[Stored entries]
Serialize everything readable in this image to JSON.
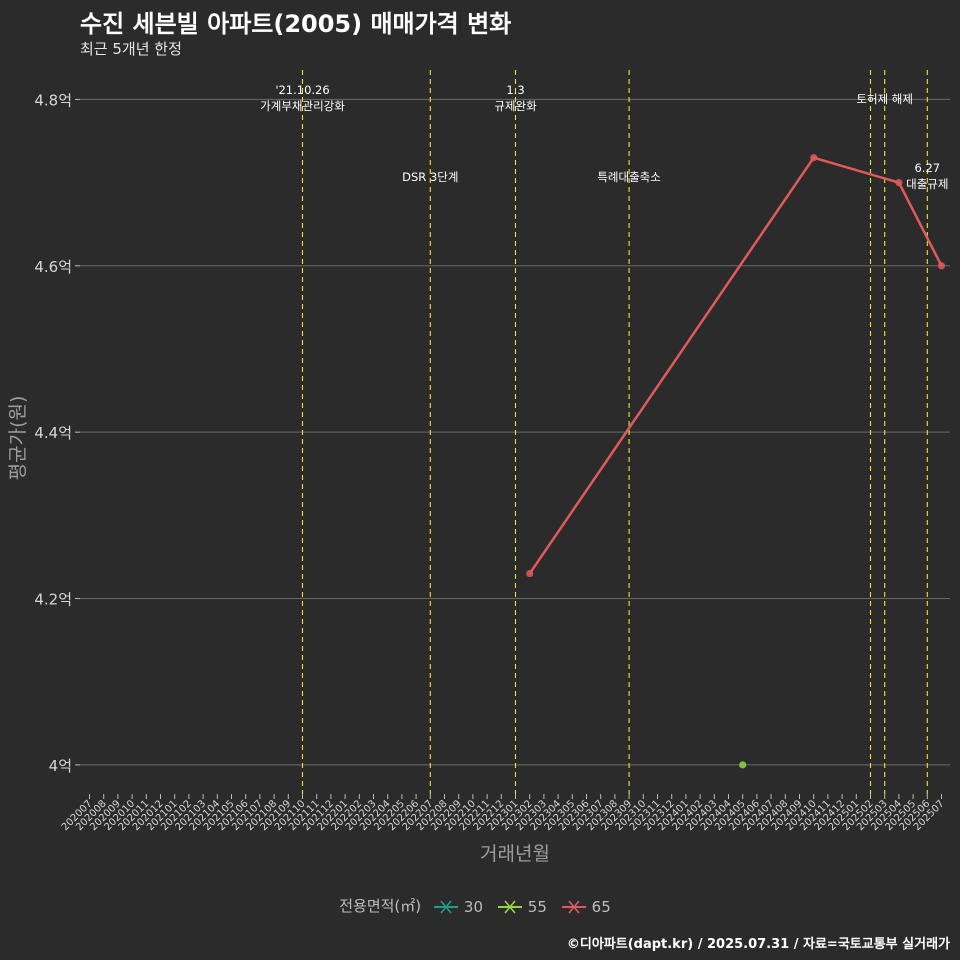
{
  "header": {
    "title": "수진 세븐빌 아파트(2005) 매매가격 변화",
    "subtitle": "최근 5개년 한정"
  },
  "caption": "©디아파트(dapt.kr) / 2025.07.31 / 자료=국토교통부 실거래가",
  "legend": {
    "title": "전용면적(㎡)",
    "items": [
      {
        "label": "30",
        "color": "#1f9e89"
      },
      {
        "label": "55",
        "color": "#90d743"
      },
      {
        "label": "65",
        "color": "#e05a5a"
      }
    ]
  },
  "chart_data": {
    "type": "line",
    "title": "수진 세븐빌 아파트(2005) 매매가격 변화",
    "subtitle": "최근 5개년 한정",
    "xlabel": "거래년월",
    "ylabel": "평균가(원)",
    "grid": true,
    "legend_position": "bottom",
    "categories": [
      "202007",
      "202008",
      "202009",
      "202010",
      "202011",
      "202012",
      "202101",
      "202102",
      "202103",
      "202104",
      "202105",
      "202106",
      "202107",
      "202108",
      "202109",
      "202110",
      "202111",
      "202112",
      "202201",
      "202202",
      "202203",
      "202204",
      "202205",
      "202206",
      "202207",
      "202208",
      "202209",
      "202210",
      "202211",
      "202212",
      "202301",
      "202302",
      "202303",
      "202304",
      "202305",
      "202306",
      "202307",
      "202308",
      "202309",
      "202310",
      "202311",
      "202312",
      "202401",
      "202402",
      "202403",
      "202404",
      "202405",
      "202406",
      "202407",
      "202408",
      "202409",
      "202410",
      "202411",
      "202412",
      "202501",
      "202502",
      "202503",
      "202504",
      "202505",
      "202506",
      "202507"
    ],
    "y_ticks": [
      {
        "value": 4.0,
        "label": "4억"
      },
      {
        "value": 4.2,
        "label": "4.2억"
      },
      {
        "value": 4.4,
        "label": "4.4억"
      },
      {
        "value": 4.6,
        "label": "4.6억"
      },
      {
        "value": 4.8,
        "label": "4.8억"
      }
    ],
    "ylim": [
      3.965,
      4.845
    ],
    "series": [
      {
        "name": "65",
        "color": "#e05a5a",
        "points": [
          {
            "x": "202302",
            "y": 4.23
          },
          {
            "x": "202410",
            "y": 4.73
          },
          {
            "x": "202504",
            "y": 4.7
          },
          {
            "x": "202507",
            "y": 4.6
          }
        ]
      },
      {
        "name": "55",
        "color": "#90d743",
        "points": [
          {
            "x": "202405",
            "y": 4.0
          }
        ]
      },
      {
        "name": "30",
        "color": "#1f9e89",
        "points": []
      }
    ],
    "events": [
      {
        "x": "202110",
        "lines": [
          "'21.10.26",
          "가계부채관리강화"
        ],
        "level": 1
      },
      {
        "x": "202207",
        "lines": [
          "DSR 3단계"
        ],
        "level": 3
      },
      {
        "x": "202301",
        "lines": [
          "1.3",
          "규제완화"
        ],
        "level": 1
      },
      {
        "x": "202309",
        "lines": [
          "특례대출축소"
        ],
        "level": 3
      },
      {
        "x": "202502",
        "lines": [],
        "level": 1
      },
      {
        "x": "202503",
        "lines": [
          "토허제 해제"
        ],
        "level": 2
      },
      {
        "x": "202506",
        "lines": [
          "6.27",
          "대출규제"
        ],
        "level": 4
      }
    ]
  }
}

▶ Exercise task
Using the records above, pull out each line where the word "subtitle" occurs.

▶ In response
    "subtitle": "최근 5개년 한정"
    "subtitle": "최근 5개년 한정",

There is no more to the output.